**WRITTEN REQUEST:** Return every line of the records below verbatim, with no pictures in the copy.

**MATERIALS PROVIDED:**
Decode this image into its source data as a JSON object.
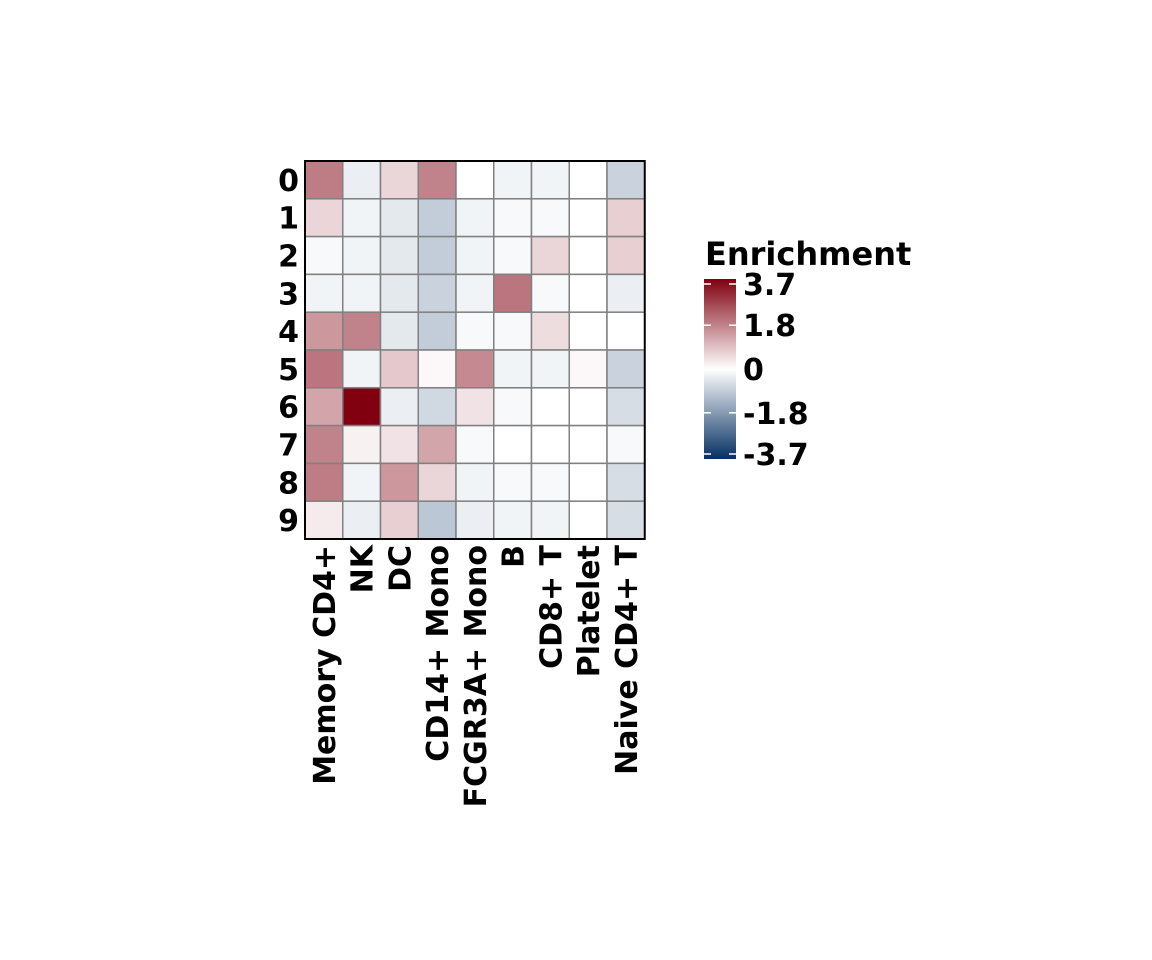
{
  "chart_data": {
    "type": "heatmap",
    "rows": [
      "0",
      "1",
      "2",
      "3",
      "4",
      "5",
      "6",
      "7",
      "8",
      "9"
    ],
    "columns": [
      "Memory CD4+",
      "NK",
      "DC",
      "CD14+ Mono",
      "FCGR3A+ Mono",
      "B",
      "CD8+ T",
      "Platelet",
      "Naive CD4+ T"
    ],
    "values": [
      [
        1.9,
        -0.3,
        0.6,
        1.8,
        0.0,
        -0.2,
        -0.2,
        0.0,
        -0.8
      ],
      [
        0.6,
        -0.2,
        -0.4,
        -0.9,
        -0.2,
        -0.1,
        -0.1,
        0.0,
        0.7
      ],
      [
        -0.1,
        -0.2,
        -0.4,
        -0.9,
        -0.2,
        -0.1,
        0.6,
        0.0,
        0.7
      ],
      [
        -0.2,
        -0.2,
        -0.4,
        -0.8,
        -0.2,
        2.0,
        -0.1,
        0.0,
        -0.3
      ],
      [
        1.5,
        1.8,
        -0.4,
        -0.9,
        -0.1,
        -0.1,
        0.5,
        0.0,
        0.0
      ],
      [
        2.0,
        -0.2,
        0.8,
        0.1,
        1.7,
        -0.2,
        -0.2,
        0.1,
        -0.8
      ],
      [
        1.3,
        3.7,
        -0.3,
        -0.7,
        0.4,
        -0.1,
        0.0,
        0.0,
        -0.6
      ],
      [
        1.8,
        0.2,
        0.4,
        1.3,
        -0.1,
        0.0,
        0.0,
        0.0,
        -0.1
      ],
      [
        1.9,
        -0.2,
        1.5,
        0.6,
        -0.2,
        -0.1,
        -0.1,
        0.0,
        -0.6
      ],
      [
        0.3,
        -0.3,
        0.7,
        -1.0,
        -0.3,
        -0.2,
        -0.2,
        0.0,
        -0.6
      ]
    ],
    "legend": {
      "title": "Enrichment",
      "ticks": [
        "3.7",
        "1.8",
        "0",
        "-1.8",
        "-3.7"
      ],
      "tick_values": [
        3.7,
        1.8,
        0,
        -1.8,
        -3.7
      ],
      "min": -3.7,
      "max": 3.7,
      "colors": {
        "low": "#053061",
        "mid": "#ffffff",
        "high": "#800010"
      },
      "placement": "right"
    },
    "grid": true,
    "cell_border_color": "#808080"
  }
}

**FULL OUTPUT:**
Decode this image into its source data as a JSON object.
{
  "chart_data": {
    "type": "heatmap",
    "rows": [
      "0",
      "1",
      "2",
      "3",
      "4",
      "5",
      "6",
      "7",
      "8",
      "9"
    ],
    "columns": [
      "Memory CD4+",
      "NK",
      "DC",
      "CD14+ Mono",
      "FCGR3A+ Mono",
      "B",
      "CD8+ T",
      "Platelet",
      "Naive CD4+ T"
    ],
    "values": [
      [
        1.9,
        -0.3,
        0.6,
        1.8,
        0.0,
        -0.2,
        -0.2,
        0.0,
        -0.8
      ],
      [
        0.6,
        -0.2,
        -0.4,
        -0.9,
        -0.2,
        -0.1,
        -0.1,
        0.0,
        0.7
      ],
      [
        -0.1,
        -0.2,
        -0.4,
        -0.9,
        -0.2,
        -0.1,
        0.6,
        0.0,
        0.7
      ],
      [
        -0.2,
        -0.2,
        -0.4,
        -0.8,
        -0.2,
        2.0,
        -0.1,
        0.0,
        -0.3
      ],
      [
        1.5,
        1.8,
        -0.4,
        -0.9,
        -0.1,
        -0.1,
        0.5,
        0.0,
        0.0
      ],
      [
        2.0,
        -0.2,
        0.8,
        0.1,
        1.7,
        -0.2,
        -0.2,
        0.1,
        -0.8
      ],
      [
        1.3,
        3.7,
        -0.3,
        -0.7,
        0.4,
        -0.1,
        0.0,
        0.0,
        -0.6
      ],
      [
        1.8,
        0.2,
        0.4,
        1.3,
        -0.1,
        0.0,
        0.0,
        0.0,
        -0.1
      ],
      [
        1.9,
        -0.2,
        1.5,
        0.6,
        -0.2,
        -0.1,
        -0.1,
        0.0,
        -0.6
      ],
      [
        0.3,
        -0.3,
        0.7,
        -1.0,
        -0.3,
        -0.2,
        -0.2,
        0.0,
        -0.6
      ]
    ],
    "legend": {
      "title": "Enrichment",
      "ticks": [
        "3.7",
        "1.8",
        "0",
        "-1.8",
        "-3.7"
      ],
      "tick_values": [
        3.7,
        1.8,
        0,
        -1.8,
        -3.7
      ],
      "min": -3.7,
      "max": 3.7,
      "colors": {
        "low": "#053061",
        "mid": "#ffffff",
        "high": "#800010"
      },
      "placement": "right"
    },
    "grid": true,
    "cell_border_color": "#808080"
  }
}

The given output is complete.